### Exercise material
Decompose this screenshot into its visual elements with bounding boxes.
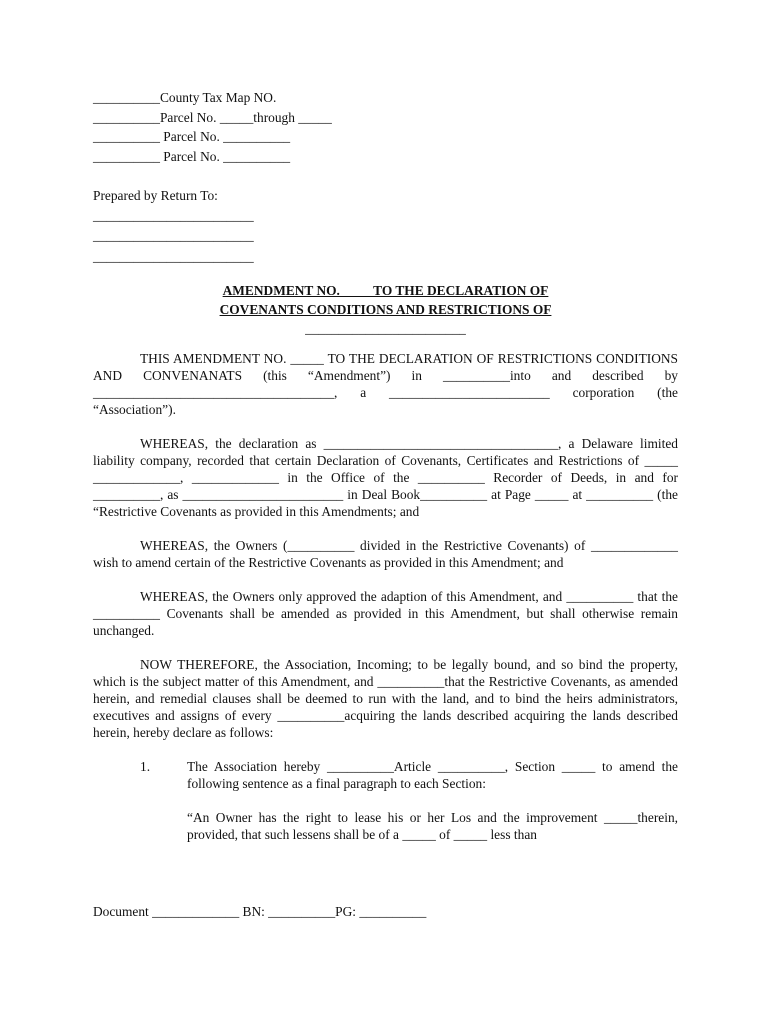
- parcel-line: __________ Parcel No. __________: [93, 148, 291, 164]
- tax-map-line: __________County Tax Map NO.: [93, 90, 277, 105]
- blank-line: ________________________: [93, 248, 254, 264]
- intro-paragraph: THIS AMENDMENT NO. _____ TO THE DECLARATION OF RESTRICTIONS CONDITIONS AND CONVENANATS (this “Amendment”) in __________into and described by ____________________________________, a ________________________ corporation (the “Association”).: [93, 351, 678, 417]
- prepared-by-label: Prepared by Return To:: [93, 188, 218, 203]
- tax-map-header: [93, 88, 678, 166]
- whereas-paragraph: WHEREAS, the Owners only approved the adaption of this Amendment, and __________ that the __________ Covenants shall be amended as provided in this Amendment, but shall otherwise remain unchanged.: [93, 589, 678, 638]
- return-address-blanks: [93, 206, 678, 268]
- blank-line: ________________________: [93, 207, 254, 223]
- spacer: [93, 166, 678, 186]
- now-therefore-paragraph: NOW THEREFORE, the Association, Incoming; to be legally bound, and so bind the property, which is the subject matter of this Amendment, and __________that the Restrictive Covenants, as amended herein, and remedial clauses shall be deemed to run with the land, and to bind the heirs administrators, executives and assigns of every __________acquiring the lands described acquiring the lands described herein, hereby declare as follows:: [93, 657, 678, 740]
- spacer: [93, 267, 678, 281]
- document-footer: Document _____________ BN: __________PG: __________: [93, 904, 427, 919]
- document-title-line2: COVENANTS CONDITIONS AND RESTRICTIONS OF: [219, 302, 552, 317]
- item-number: 1.: [140, 759, 151, 774]
- numbered-item: [93, 758, 678, 792]
- whereas-paragraph: WHEREAS, the declaration as ___________________________________, a Delaware limited liability company, recorded that certain Declaration of Covenants, Certificates and Restrictions of _____ _____________, _____________ in the Office of the __________ Recorder of Deeds, in and for __________, as ________________________ in Deal Book__________ at Page _____ at __________ (the “Restrictive Covenants as provided in this Amendments; and: [93, 436, 678, 519]
- whereas-paragraph: WHEREAS, the Owners (__________ divided in the Restrictive Covenants) of _____________ wish to amend certain of the Restrictive Covenants as provided in this Amendment; and: [93, 538, 678, 570]
- item-text: The Association hereby __________Article __________, Section _____ to amend the following sentence as a final paragraph to each Section:: [187, 759, 678, 791]
- parcel-line: __________ Parcel No. __________: [93, 129, 291, 144]
- document-page: [93, 88, 678, 860]
- blank-line: ________________________: [93, 228, 254, 243]
- document-title-blank: ________________________: [305, 321, 466, 336]
- quoted-sentence: “An Owner has the right to lease his or her Los and the improvement _____therein, provided, that such lessens shall be of a _____ of _____ less than: [187, 810, 678, 842]
- parcel-line: __________Parcel No. _____through _____: [93, 109, 332, 125]
- document-title-line1: AMENDMENT NO. TO THE DECLARATION OF: [222, 283, 549, 298]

### Task statement
Count the lines of the data above that contain the string "CONDITIONS", matching case exactly. Give only the number.

### Final answer
2